Task:
Write out every entry, unchanged. Skip any picture.

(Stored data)
'''

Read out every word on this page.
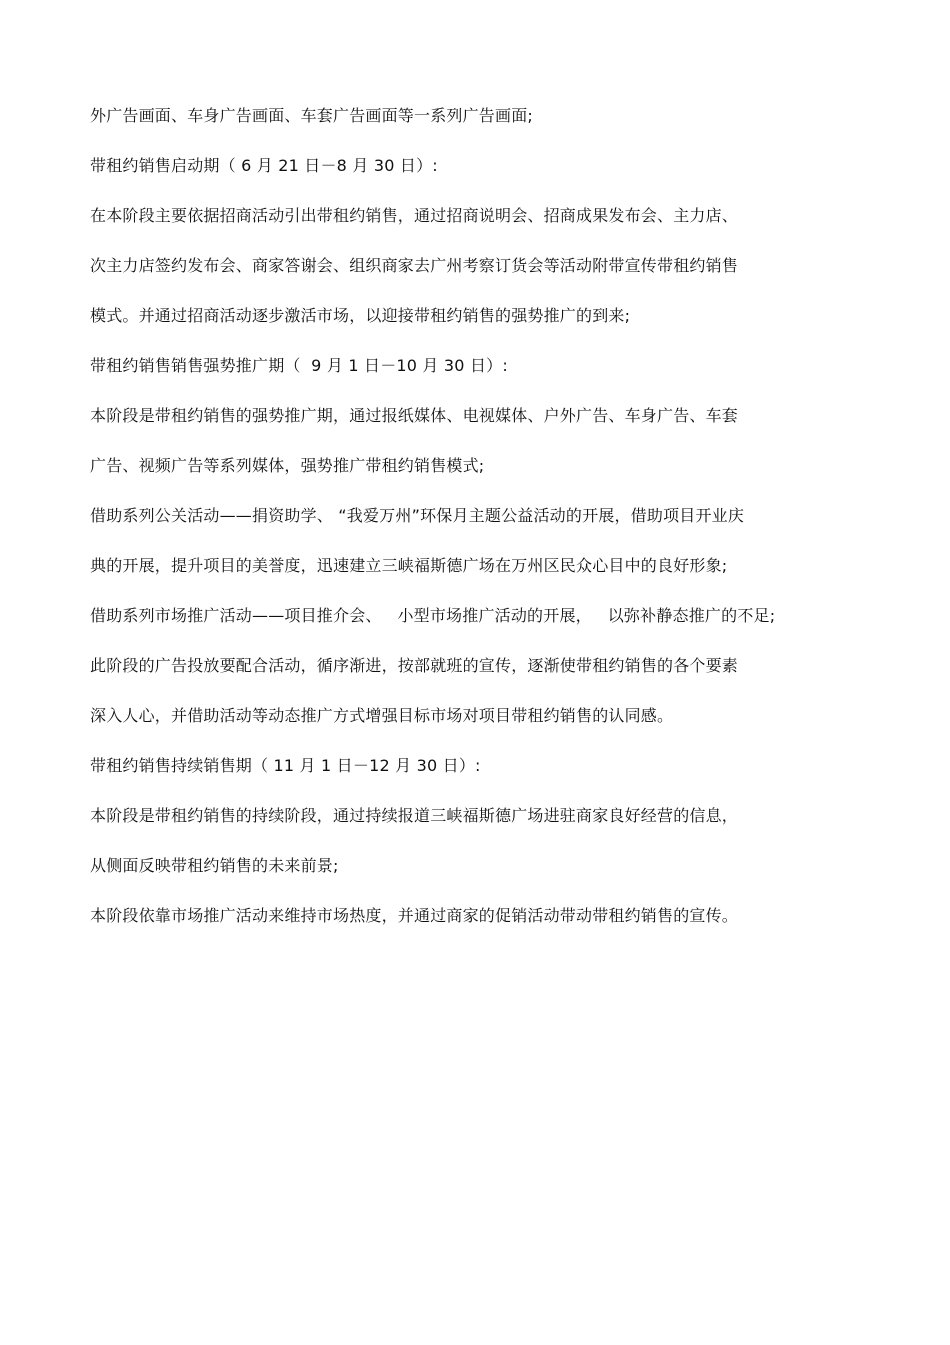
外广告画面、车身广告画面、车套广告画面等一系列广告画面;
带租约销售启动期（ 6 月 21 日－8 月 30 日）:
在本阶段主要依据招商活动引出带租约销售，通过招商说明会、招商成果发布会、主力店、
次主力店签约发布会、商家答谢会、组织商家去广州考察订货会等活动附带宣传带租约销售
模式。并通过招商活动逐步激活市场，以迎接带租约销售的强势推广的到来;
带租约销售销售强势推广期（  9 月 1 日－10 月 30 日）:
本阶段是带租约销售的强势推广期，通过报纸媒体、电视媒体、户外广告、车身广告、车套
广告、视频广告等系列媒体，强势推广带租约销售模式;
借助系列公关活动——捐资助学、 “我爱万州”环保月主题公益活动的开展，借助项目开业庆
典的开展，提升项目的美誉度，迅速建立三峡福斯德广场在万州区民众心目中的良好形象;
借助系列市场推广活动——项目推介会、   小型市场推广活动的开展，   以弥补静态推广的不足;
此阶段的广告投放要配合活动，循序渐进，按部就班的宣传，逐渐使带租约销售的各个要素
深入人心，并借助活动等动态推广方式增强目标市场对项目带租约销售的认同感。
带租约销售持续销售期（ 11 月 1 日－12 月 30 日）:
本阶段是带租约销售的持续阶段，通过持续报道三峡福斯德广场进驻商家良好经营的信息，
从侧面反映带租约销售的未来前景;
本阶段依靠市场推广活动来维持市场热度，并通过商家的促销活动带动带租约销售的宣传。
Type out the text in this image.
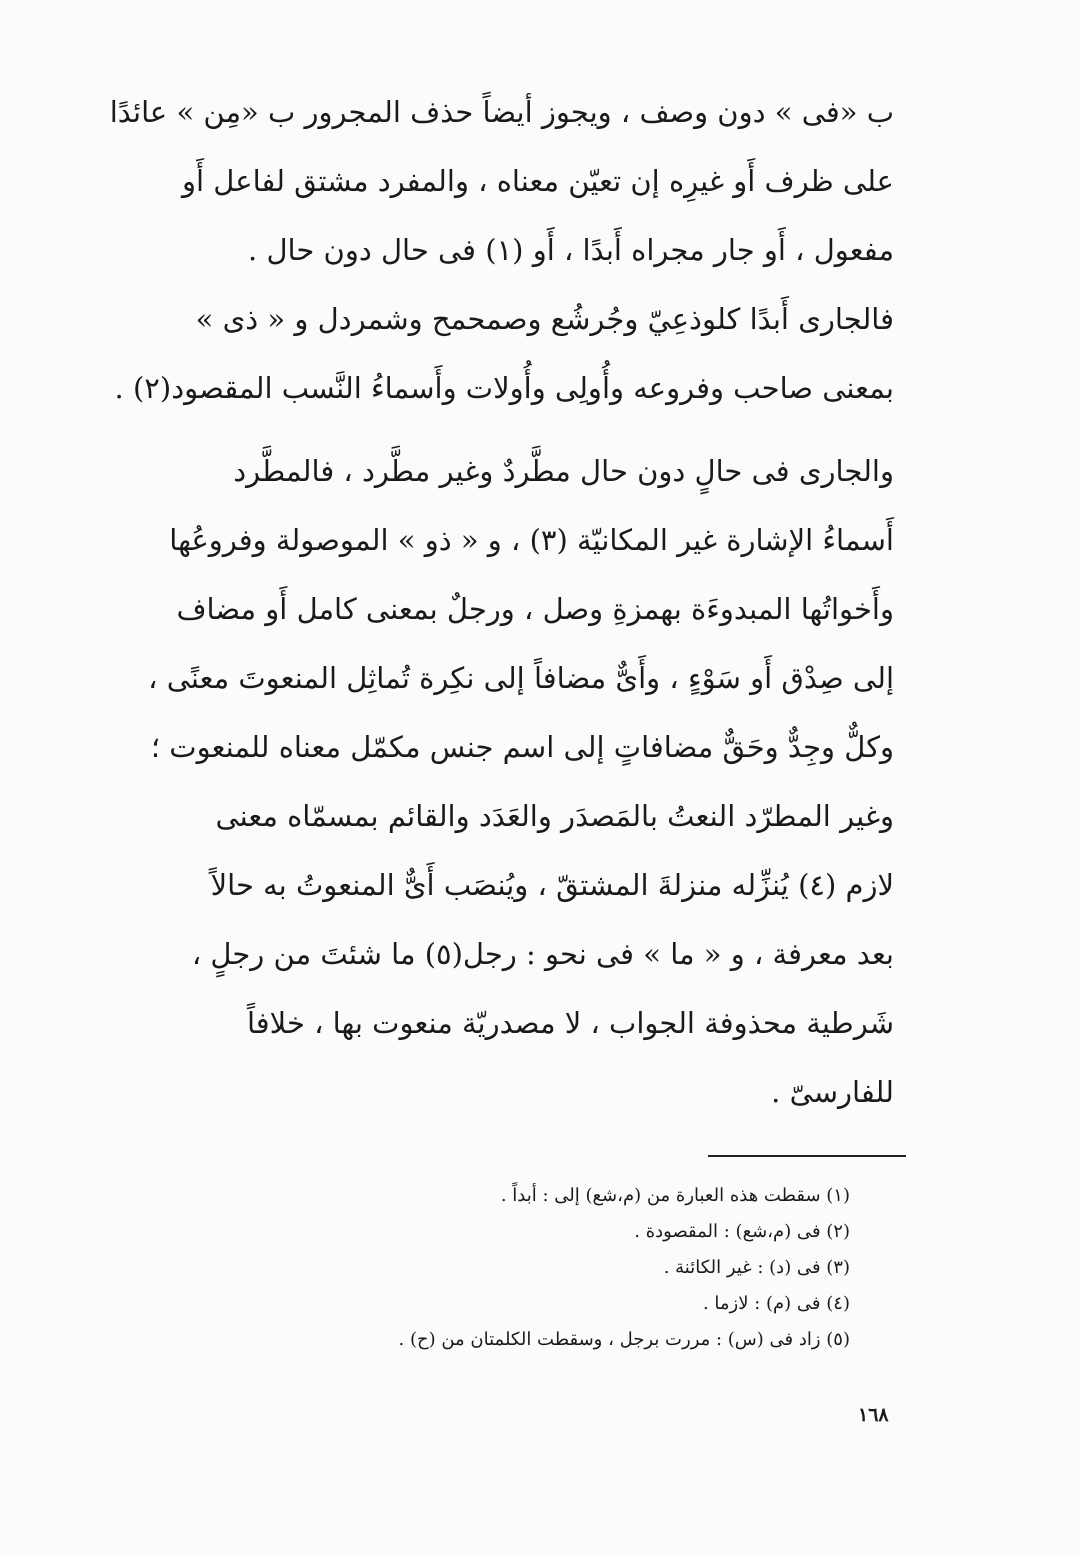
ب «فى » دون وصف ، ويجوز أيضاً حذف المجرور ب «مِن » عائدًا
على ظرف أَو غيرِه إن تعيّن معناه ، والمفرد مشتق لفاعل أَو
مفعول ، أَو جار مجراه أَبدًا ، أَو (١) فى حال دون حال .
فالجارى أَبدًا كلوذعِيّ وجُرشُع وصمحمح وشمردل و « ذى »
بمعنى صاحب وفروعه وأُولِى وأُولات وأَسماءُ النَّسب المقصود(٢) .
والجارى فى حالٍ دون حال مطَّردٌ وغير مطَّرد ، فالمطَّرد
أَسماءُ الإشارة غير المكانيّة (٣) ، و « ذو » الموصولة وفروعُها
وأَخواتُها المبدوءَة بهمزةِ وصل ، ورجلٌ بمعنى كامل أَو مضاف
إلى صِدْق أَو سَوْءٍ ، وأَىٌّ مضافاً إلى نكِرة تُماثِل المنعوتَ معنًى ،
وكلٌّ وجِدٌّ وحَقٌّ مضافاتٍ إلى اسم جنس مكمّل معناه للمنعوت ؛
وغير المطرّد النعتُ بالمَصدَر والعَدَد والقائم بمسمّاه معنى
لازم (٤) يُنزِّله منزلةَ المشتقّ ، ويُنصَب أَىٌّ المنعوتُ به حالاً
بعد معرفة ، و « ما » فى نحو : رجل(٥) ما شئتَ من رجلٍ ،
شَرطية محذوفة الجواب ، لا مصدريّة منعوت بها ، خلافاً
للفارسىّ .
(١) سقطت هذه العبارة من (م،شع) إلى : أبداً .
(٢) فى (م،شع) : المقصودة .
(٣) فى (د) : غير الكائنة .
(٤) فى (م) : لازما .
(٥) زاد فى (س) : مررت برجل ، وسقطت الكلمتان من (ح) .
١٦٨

'''

Result of the task:
Read out every word on this page.
外广告画面、车身广告画面、车套广告画面等一系列广告画面;
带租约销售启动期（ 6 月 21 日－8 月 30 日）:
在本阶段主要依据招商活动引出带租约销售，通过招商说明会、招商成果发布会、主力店、
次主力店签约发布会、商家答谢会、组织商家去广州考察订货会等活动附带宣传带租约销售
模式。并通过招商活动逐步激活市场，以迎接带租约销售的强势推广的到来;
带租约销售销售强势推广期（  9 月 1 日－10 月 30 日）:
本阶段是带租约销售的强势推广期，通过报纸媒体、电视媒体、户外广告、车身广告、车套
广告、视频广告等系列媒体，强势推广带租约销售模式;
借助系列公关活动——捐资助学、 “我爱万州”环保月主题公益活动的开展，借助项目开业庆
典的开展，提升项目的美誉度，迅速建立三峡福斯德广场在万州区民众心目中的良好形象;
借助系列市场推广活动——项目推介会、   小型市场推广活动的开展，   以弥补静态推广的不足;
此阶段的广告投放要配合活动，循序渐进，按部就班的宣传，逐渐使带租约销售的各个要素
深入人心，并借助活动等动态推广方式增强目标市场对项目带租约销售的认同感。
带租约销售持续销售期（ 11 月 1 日－12 月 30 日）:
本阶段是带租约销售的持续阶段，通过持续报道三峡福斯德广场进驻商家良好经营的信息，
从侧面反映带租约销售的未来前景;
本阶段依靠市场推广活动来维持市场热度，并通过商家的促销活动带动带租约销售的宣传。
Type out the text in this image.
ب «فى » دون وصف ، ويجوز أيضاً حذف المجرور ب «مِن » عائدًا
على ظرف أَو غيرِه إن تعيّن معناه ، والمفرد مشتق لفاعل أَو
مفعول ، أَو جار مجراه أَبدًا ، أَو (١) فى حال دون حال .
فالجارى أَبدًا كلوذعِيّ وجُرشُع وصمحمح وشمردل و « ذى »
بمعنى صاحب وفروعه وأُولِى وأُولات وأَسماءُ النَّسب المقصود(٢) .
والجارى فى حالٍ دون حال مطَّردٌ وغير مطَّرد ، فالمطَّرد
أَسماءُ الإشارة غير المكانيّة (٣) ، و « ذو » الموصولة وفروعُها
وأَخواتُها المبدوءَة بهمزةِ وصل ، ورجلٌ بمعنى كامل أَو مضاف
إلى صِدْق أَو سَوْءٍ ، وأَىٌّ مضافاً إلى نكِرة تُماثِل المنعوتَ معنًى ،
وكلٌّ وجِدٌّ وحَقٌّ مضافاتٍ إلى اسم جنس مكمّل معناه للمنعوت ؛
وغير المطرّد النعتُ بالمَصدَر والعَدَد والقائم بمسمّاه معنى
لازم (٤) يُنزِّله منزلةَ المشتقّ ، ويُنصَب أَىٌّ المنعوتُ به حالاً
بعد معرفة ، و « ما » فى نحو : رجل(٥) ما شئتَ من رجلٍ ،
شَرطية محذوفة الجواب ، لا مصدريّة منعوت بها ، خلافاً
للفارسىّ .
(١) سقطت هذه العبارة من (م،شع) إلى : أبداً .
(٢) فى (م،شع) : المقصودة .
(٣) فى (د) : غير الكائنة .
(٤) فى (م) : لازما .
(٥) زاد فى (س) : مررت برجل ، وسقطت الكلمتان من (ح) .
١٦٨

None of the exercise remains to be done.